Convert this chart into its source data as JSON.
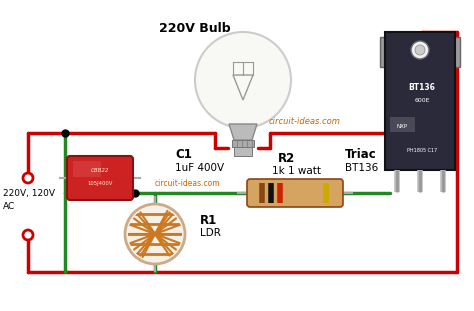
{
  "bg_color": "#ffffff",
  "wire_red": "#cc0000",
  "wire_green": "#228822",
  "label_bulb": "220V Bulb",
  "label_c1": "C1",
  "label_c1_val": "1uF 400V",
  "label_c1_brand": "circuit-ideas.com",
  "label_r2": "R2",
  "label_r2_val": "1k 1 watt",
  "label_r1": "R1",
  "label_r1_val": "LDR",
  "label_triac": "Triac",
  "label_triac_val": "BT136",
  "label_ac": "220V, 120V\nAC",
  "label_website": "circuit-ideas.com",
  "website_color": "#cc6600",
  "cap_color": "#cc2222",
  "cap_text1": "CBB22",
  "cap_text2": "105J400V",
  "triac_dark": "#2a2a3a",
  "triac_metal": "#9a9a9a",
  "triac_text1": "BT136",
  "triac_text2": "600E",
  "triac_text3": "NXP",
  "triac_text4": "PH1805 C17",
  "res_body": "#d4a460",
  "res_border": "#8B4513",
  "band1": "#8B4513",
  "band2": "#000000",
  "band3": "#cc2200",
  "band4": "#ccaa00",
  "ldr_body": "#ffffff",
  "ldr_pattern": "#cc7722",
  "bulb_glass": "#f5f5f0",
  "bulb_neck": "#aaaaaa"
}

-- -- --

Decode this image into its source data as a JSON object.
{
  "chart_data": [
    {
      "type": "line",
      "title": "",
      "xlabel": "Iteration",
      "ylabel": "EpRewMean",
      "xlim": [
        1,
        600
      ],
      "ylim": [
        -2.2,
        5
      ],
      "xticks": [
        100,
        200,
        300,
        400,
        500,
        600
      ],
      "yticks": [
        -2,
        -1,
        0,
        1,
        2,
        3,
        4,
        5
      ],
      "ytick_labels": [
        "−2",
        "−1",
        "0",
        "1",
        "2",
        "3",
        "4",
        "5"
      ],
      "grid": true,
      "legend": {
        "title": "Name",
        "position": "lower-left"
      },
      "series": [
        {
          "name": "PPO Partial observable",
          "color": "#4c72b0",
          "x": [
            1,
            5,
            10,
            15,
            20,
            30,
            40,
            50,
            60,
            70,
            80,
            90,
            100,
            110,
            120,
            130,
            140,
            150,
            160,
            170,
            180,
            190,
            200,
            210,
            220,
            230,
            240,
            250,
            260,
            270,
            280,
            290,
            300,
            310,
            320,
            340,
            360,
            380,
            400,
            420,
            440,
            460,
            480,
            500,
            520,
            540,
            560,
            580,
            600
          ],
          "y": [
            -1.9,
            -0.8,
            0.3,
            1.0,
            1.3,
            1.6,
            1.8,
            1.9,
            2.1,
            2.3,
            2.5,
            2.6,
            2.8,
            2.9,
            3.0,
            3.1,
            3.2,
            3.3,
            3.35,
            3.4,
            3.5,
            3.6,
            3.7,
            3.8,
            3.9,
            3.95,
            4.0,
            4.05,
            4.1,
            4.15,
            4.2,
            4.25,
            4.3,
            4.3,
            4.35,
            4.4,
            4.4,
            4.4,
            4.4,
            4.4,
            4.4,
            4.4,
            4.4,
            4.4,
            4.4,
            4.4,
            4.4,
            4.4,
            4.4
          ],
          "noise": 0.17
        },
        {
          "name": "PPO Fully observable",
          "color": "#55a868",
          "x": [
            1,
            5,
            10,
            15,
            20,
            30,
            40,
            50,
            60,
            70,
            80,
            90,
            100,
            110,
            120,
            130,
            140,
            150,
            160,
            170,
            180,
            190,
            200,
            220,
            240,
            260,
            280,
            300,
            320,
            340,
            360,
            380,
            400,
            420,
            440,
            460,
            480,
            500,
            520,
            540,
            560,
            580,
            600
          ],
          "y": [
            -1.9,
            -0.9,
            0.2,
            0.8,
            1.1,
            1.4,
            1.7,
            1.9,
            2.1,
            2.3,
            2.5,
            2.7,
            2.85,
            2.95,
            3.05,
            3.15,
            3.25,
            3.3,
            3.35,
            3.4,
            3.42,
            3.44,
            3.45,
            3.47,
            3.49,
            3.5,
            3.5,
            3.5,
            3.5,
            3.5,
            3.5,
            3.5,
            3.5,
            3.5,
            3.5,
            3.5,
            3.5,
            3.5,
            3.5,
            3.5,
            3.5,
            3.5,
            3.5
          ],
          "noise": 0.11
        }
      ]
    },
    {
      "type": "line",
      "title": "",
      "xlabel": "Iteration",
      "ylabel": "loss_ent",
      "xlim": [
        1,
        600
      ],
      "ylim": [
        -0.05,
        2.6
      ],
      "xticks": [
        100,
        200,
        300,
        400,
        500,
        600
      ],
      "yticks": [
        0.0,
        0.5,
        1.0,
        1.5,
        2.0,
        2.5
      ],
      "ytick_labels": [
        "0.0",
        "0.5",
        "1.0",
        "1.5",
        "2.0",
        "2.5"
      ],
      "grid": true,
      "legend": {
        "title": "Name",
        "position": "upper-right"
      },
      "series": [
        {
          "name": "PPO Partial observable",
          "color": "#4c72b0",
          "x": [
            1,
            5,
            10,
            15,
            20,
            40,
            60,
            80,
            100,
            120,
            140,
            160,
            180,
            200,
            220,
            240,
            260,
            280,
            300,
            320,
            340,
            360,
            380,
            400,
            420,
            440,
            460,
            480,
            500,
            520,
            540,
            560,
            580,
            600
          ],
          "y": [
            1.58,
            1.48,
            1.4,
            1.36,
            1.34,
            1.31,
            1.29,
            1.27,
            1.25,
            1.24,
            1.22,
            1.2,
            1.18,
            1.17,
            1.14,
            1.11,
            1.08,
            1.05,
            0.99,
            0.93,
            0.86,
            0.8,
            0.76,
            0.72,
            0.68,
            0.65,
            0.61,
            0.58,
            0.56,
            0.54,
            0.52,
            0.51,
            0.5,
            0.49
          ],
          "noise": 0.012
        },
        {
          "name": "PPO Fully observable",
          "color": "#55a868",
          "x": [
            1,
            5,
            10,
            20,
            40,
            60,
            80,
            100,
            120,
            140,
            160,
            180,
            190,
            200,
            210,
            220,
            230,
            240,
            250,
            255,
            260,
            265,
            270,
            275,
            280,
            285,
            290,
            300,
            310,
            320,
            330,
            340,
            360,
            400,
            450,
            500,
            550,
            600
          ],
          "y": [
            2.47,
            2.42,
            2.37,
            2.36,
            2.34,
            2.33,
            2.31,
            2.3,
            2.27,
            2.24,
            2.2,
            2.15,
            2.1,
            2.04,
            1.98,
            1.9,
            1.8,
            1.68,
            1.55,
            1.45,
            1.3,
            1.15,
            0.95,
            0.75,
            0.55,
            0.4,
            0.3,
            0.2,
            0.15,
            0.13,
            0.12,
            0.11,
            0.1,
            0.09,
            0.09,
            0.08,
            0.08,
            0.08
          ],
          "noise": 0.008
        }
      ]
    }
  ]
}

-- -- --

Each line with the string "circuit" in it needs to be found and copied.

◆ **RESPONSE**
  "label_c1_brand": "circuit-ideas.com",
  "label_website": "circuit-ideas.com",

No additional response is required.